(WORK TO COMPLETE) Locate each line with the string "Periods" in the listing below and copy it.

Records contained in a dataset:
-- start --
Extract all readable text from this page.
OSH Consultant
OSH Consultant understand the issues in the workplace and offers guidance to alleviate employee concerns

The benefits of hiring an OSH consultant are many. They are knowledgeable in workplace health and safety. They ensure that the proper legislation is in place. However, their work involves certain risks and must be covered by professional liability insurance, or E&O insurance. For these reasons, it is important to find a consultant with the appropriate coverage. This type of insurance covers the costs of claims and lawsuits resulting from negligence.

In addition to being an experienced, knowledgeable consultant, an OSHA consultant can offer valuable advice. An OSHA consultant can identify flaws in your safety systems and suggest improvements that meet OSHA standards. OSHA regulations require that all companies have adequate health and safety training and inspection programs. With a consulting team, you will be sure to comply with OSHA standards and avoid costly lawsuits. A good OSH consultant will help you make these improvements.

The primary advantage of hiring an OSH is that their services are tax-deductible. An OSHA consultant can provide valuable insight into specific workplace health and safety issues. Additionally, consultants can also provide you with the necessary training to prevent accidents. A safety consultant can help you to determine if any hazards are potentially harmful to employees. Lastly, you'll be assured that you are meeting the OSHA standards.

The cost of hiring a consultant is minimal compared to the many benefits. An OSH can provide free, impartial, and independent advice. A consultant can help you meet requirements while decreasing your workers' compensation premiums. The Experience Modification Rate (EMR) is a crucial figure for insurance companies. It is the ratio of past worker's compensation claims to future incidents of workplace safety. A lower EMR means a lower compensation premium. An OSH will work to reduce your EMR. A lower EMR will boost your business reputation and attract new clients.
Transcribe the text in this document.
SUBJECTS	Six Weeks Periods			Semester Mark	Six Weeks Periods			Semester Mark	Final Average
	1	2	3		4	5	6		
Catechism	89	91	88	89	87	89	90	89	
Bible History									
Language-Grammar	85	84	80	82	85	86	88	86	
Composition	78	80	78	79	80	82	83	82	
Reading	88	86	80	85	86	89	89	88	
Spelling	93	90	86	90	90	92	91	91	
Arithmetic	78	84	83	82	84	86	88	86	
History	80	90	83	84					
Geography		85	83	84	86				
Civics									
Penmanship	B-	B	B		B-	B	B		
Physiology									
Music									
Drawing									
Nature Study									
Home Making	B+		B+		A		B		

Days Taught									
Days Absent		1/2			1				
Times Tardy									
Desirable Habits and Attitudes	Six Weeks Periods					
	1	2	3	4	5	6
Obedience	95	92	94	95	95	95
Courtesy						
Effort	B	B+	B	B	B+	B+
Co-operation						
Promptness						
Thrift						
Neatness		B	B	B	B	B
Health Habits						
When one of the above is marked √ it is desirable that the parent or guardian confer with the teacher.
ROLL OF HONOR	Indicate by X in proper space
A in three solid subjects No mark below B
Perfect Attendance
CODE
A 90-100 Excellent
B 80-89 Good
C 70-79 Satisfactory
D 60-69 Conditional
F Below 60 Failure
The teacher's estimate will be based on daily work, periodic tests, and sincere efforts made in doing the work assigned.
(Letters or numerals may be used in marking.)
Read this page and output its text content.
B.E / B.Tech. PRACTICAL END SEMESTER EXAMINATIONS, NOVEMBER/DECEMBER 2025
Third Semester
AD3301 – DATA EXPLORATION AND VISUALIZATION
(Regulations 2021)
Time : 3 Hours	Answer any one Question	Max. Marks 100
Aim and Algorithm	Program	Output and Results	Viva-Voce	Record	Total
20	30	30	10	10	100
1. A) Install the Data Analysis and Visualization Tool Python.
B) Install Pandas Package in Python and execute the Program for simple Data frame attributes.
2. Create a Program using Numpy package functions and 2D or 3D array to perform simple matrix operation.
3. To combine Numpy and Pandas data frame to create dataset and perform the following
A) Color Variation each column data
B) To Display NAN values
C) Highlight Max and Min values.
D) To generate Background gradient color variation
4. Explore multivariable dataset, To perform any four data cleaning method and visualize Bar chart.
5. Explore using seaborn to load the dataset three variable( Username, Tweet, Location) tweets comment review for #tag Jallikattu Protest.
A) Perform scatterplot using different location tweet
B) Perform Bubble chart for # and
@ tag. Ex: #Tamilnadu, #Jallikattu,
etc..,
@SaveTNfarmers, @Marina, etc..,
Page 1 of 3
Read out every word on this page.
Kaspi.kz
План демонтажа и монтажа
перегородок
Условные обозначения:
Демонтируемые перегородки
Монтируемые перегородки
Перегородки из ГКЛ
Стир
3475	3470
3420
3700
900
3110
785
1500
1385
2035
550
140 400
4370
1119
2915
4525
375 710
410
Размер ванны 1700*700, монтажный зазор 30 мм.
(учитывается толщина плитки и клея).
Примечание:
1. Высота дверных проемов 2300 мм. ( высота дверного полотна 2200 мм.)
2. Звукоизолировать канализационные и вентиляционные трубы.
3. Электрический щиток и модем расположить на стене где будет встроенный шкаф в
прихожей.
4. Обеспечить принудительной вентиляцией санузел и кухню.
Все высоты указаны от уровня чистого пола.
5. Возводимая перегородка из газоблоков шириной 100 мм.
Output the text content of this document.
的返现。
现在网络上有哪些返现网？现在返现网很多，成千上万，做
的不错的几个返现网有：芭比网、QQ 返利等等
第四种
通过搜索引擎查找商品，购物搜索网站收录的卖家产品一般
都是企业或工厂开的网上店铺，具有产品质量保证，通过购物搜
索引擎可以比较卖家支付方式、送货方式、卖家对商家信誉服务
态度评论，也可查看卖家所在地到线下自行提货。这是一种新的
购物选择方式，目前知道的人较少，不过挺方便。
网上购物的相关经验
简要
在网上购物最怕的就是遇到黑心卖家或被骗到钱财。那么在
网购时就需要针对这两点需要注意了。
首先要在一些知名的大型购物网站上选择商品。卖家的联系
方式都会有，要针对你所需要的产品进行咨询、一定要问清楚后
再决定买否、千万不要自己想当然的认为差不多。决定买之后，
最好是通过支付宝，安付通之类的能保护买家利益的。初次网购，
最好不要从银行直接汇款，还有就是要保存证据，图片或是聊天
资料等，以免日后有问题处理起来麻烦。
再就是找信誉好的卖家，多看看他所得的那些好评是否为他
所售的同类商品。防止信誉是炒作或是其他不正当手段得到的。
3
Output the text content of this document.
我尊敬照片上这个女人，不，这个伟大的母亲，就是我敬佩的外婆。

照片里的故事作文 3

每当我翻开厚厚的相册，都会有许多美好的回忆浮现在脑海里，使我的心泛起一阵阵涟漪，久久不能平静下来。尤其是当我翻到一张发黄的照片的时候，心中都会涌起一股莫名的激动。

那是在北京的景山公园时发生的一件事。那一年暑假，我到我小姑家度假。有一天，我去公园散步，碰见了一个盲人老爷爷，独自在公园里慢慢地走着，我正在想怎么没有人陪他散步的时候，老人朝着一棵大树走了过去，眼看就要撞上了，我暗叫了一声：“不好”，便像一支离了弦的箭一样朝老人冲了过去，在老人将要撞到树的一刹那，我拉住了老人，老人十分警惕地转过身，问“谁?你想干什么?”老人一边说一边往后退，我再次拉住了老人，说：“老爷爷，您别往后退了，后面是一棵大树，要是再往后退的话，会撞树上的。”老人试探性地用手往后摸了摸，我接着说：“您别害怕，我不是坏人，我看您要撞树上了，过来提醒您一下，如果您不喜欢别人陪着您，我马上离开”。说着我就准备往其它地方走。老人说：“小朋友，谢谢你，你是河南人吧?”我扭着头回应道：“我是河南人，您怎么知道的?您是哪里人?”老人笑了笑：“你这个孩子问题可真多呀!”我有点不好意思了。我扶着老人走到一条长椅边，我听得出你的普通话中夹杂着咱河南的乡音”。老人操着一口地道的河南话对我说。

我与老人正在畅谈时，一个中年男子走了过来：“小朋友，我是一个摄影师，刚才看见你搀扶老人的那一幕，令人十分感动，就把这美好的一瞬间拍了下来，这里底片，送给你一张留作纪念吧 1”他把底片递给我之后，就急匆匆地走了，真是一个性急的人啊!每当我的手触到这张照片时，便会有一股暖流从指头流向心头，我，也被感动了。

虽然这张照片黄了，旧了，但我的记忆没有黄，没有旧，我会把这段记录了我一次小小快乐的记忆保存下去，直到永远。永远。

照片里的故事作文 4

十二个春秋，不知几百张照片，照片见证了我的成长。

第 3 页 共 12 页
-- end --
(SOLVED EXERCISE)
SUBJECTS	Six Weeks Periods			Semester Mark	Six Weeks Periods			Semester Mark	Final Average
Desirable Habits and Attitudes	Six Weeks Periods					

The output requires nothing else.